begin DATASET

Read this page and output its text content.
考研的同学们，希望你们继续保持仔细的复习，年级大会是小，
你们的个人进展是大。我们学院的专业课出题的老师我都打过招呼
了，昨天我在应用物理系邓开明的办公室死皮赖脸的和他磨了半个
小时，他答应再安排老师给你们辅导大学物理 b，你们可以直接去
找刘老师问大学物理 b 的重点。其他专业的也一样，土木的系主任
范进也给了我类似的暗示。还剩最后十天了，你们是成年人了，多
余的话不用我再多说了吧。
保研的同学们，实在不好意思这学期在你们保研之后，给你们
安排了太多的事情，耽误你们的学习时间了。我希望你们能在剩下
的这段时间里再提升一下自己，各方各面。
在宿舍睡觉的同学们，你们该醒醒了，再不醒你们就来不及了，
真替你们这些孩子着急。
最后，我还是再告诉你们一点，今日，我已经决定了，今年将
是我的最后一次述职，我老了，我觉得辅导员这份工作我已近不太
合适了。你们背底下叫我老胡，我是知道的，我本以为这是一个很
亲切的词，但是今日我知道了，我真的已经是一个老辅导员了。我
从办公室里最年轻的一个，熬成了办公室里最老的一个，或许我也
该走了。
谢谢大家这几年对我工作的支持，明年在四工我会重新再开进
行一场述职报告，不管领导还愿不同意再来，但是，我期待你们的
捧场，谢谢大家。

end DATASET
begin DATASET

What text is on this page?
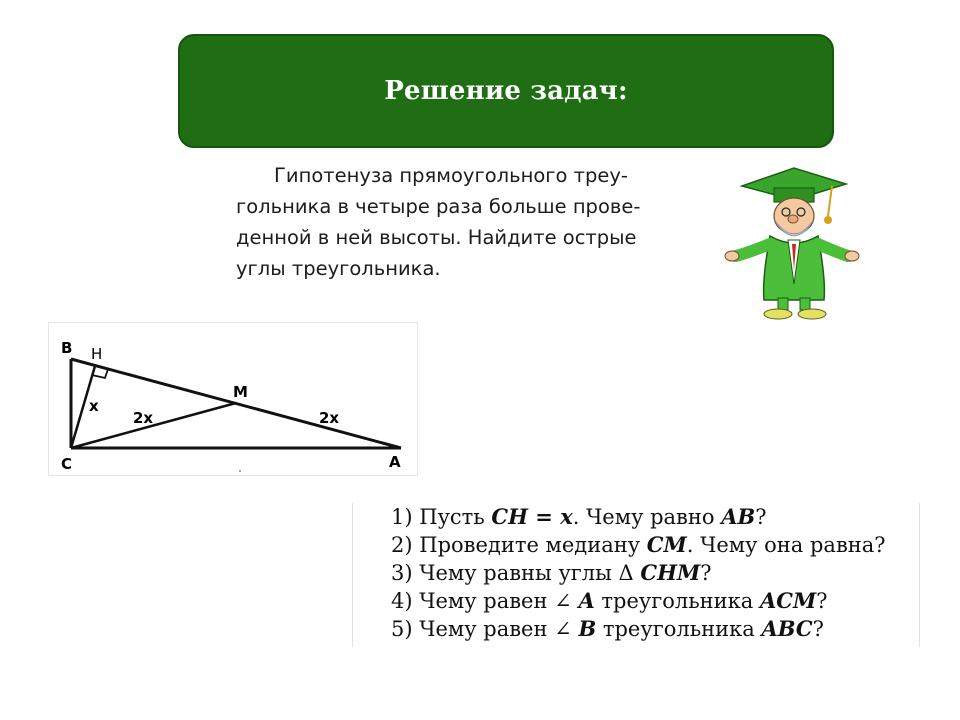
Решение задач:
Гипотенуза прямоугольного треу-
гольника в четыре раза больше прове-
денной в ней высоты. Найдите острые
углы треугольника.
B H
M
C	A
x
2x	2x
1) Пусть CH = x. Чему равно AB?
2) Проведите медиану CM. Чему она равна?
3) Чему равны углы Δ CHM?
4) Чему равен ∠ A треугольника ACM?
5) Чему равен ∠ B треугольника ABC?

end DATASET
begin DATASET

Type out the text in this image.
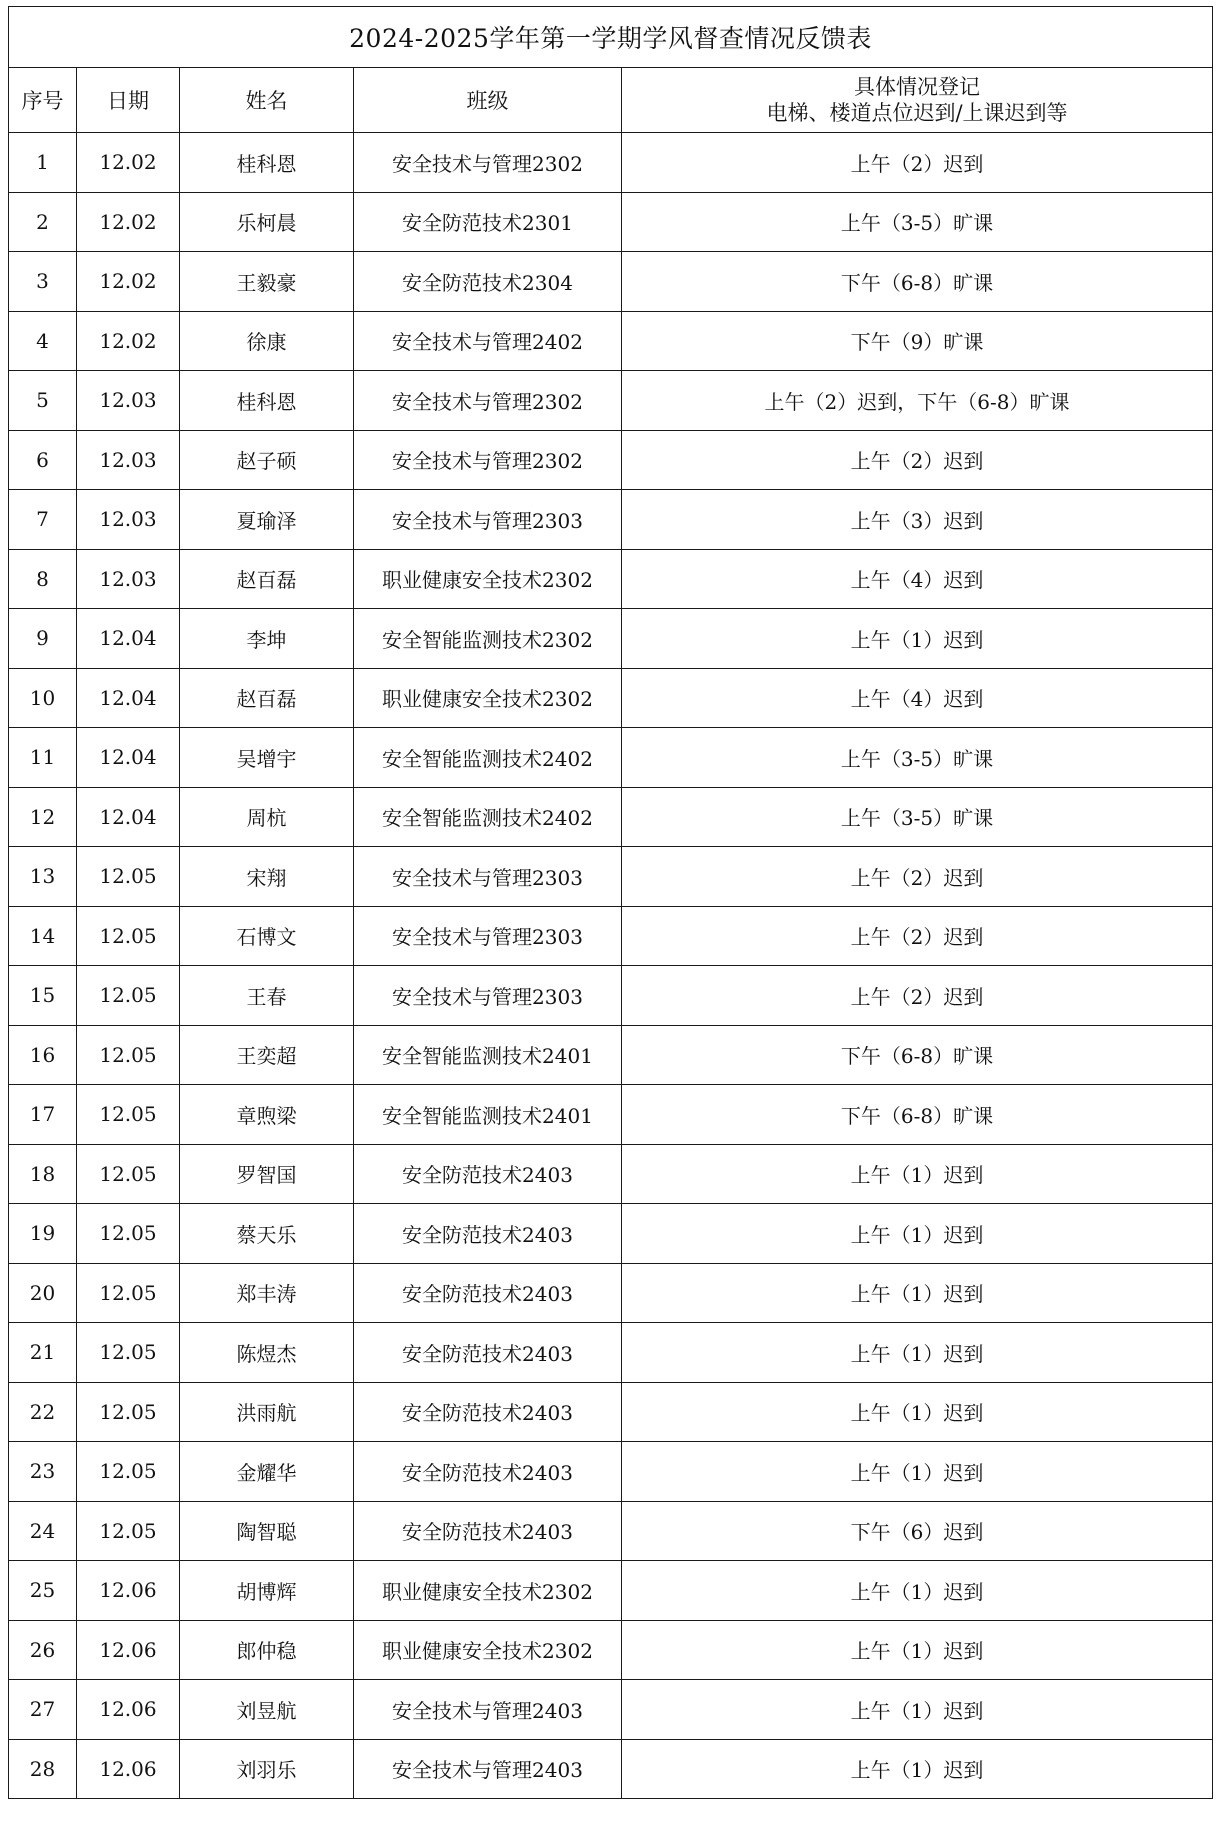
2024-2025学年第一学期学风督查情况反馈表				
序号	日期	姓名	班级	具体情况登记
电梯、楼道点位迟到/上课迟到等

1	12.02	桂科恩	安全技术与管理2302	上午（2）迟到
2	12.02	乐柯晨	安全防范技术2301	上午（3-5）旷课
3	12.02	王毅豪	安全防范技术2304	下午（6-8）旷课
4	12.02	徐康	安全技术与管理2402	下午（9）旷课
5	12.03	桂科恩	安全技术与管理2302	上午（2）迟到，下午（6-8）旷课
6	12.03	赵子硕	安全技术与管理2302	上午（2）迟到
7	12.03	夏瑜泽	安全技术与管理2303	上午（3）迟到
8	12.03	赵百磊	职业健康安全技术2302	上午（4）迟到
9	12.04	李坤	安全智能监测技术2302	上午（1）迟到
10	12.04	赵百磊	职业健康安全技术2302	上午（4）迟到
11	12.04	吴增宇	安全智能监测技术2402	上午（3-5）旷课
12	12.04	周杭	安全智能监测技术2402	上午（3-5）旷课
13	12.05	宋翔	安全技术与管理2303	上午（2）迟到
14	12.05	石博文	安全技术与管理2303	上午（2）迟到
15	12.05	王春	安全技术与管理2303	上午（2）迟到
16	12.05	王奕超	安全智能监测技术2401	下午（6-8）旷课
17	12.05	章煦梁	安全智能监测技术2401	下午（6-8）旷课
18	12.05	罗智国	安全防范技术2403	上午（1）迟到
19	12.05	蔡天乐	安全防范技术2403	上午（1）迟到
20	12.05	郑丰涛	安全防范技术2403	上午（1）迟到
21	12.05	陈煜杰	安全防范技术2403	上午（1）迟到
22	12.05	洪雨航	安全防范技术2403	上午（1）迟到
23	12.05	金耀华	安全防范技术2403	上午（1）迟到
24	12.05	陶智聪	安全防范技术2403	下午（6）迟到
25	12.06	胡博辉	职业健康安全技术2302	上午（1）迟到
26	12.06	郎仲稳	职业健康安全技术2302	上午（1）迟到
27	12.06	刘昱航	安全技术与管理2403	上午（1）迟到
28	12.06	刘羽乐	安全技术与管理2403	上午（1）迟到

end DATASET

*EXERCISE:*
From the data above, work out how many lines contain the string "text" and reply with only the number.

*COMPLETE ANSWER:*
3